**Work to be completed**
Every line below is to be quoted exactly, with nothing added or dropped.

══════════

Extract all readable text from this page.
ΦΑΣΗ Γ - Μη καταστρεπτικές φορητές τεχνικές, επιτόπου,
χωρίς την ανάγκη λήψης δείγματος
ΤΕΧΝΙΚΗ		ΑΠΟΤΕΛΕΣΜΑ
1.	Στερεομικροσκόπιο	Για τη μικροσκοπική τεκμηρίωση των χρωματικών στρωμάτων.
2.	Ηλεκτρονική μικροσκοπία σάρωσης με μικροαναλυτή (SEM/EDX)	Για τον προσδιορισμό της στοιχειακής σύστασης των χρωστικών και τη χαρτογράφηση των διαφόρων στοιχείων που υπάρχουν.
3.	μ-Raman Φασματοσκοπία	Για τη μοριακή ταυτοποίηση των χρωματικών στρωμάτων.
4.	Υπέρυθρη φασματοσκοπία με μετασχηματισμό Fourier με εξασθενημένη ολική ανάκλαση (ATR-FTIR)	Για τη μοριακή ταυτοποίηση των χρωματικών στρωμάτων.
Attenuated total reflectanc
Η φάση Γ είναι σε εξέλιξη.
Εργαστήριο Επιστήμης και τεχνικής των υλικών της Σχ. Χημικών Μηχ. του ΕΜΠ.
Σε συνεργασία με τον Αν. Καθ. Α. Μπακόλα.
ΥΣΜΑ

══════════

**Response to this exercise**
Extract all readable text from this page.
ΦΑΣΗ Γ - Μη καταστρεπτικές φορητές τεχνικές, επιτόπου,
χωρίς την ανάγκη λήψης δείγματος
ΤΕΧΝΙΚΗ		ΑΠΟΤΕΛΕΣΜΑ
1.	Στερεομικροσκόπιο	Για τη μικροσκοπική τεκμηρίωση των χρωματικών στρωμάτων.
2.	Ηλεκτρονική μικροσκοπία σάρωσης με μικροαναλυτή (SEM/EDX)	Για τον προσδιορισμό της στοιχειακής σύστασης των χρωστικών και τη χαρτογράφηση των διαφόρων στοιχείων που υπάρχουν.
3.	μ-Raman Φασματοσκοπία	Για τη μοριακή ταυτοποίηση των χρωματικών στρωμάτων.
4.	Υπέρυθρη φασματοσκοπία με μετασχηματισμό Fourier με εξασθενημένη ολική ανάκλαση (ATR-FTIR)	Για τη μοριακή ταυτοποίηση των χρωματικών στρωμάτων.
Attenuated total reflectanc
Η φάση Γ είναι σε εξέλιξη.
Εργαστήριο Επιστήμης και τεχνικής των υλικών της Σχ. Χημικών Μηχ. του ΕΜΠ.
Σε συνεργασία με τον Αν. Καθ. Α. Μπακόλα.
ΥΣΜΑ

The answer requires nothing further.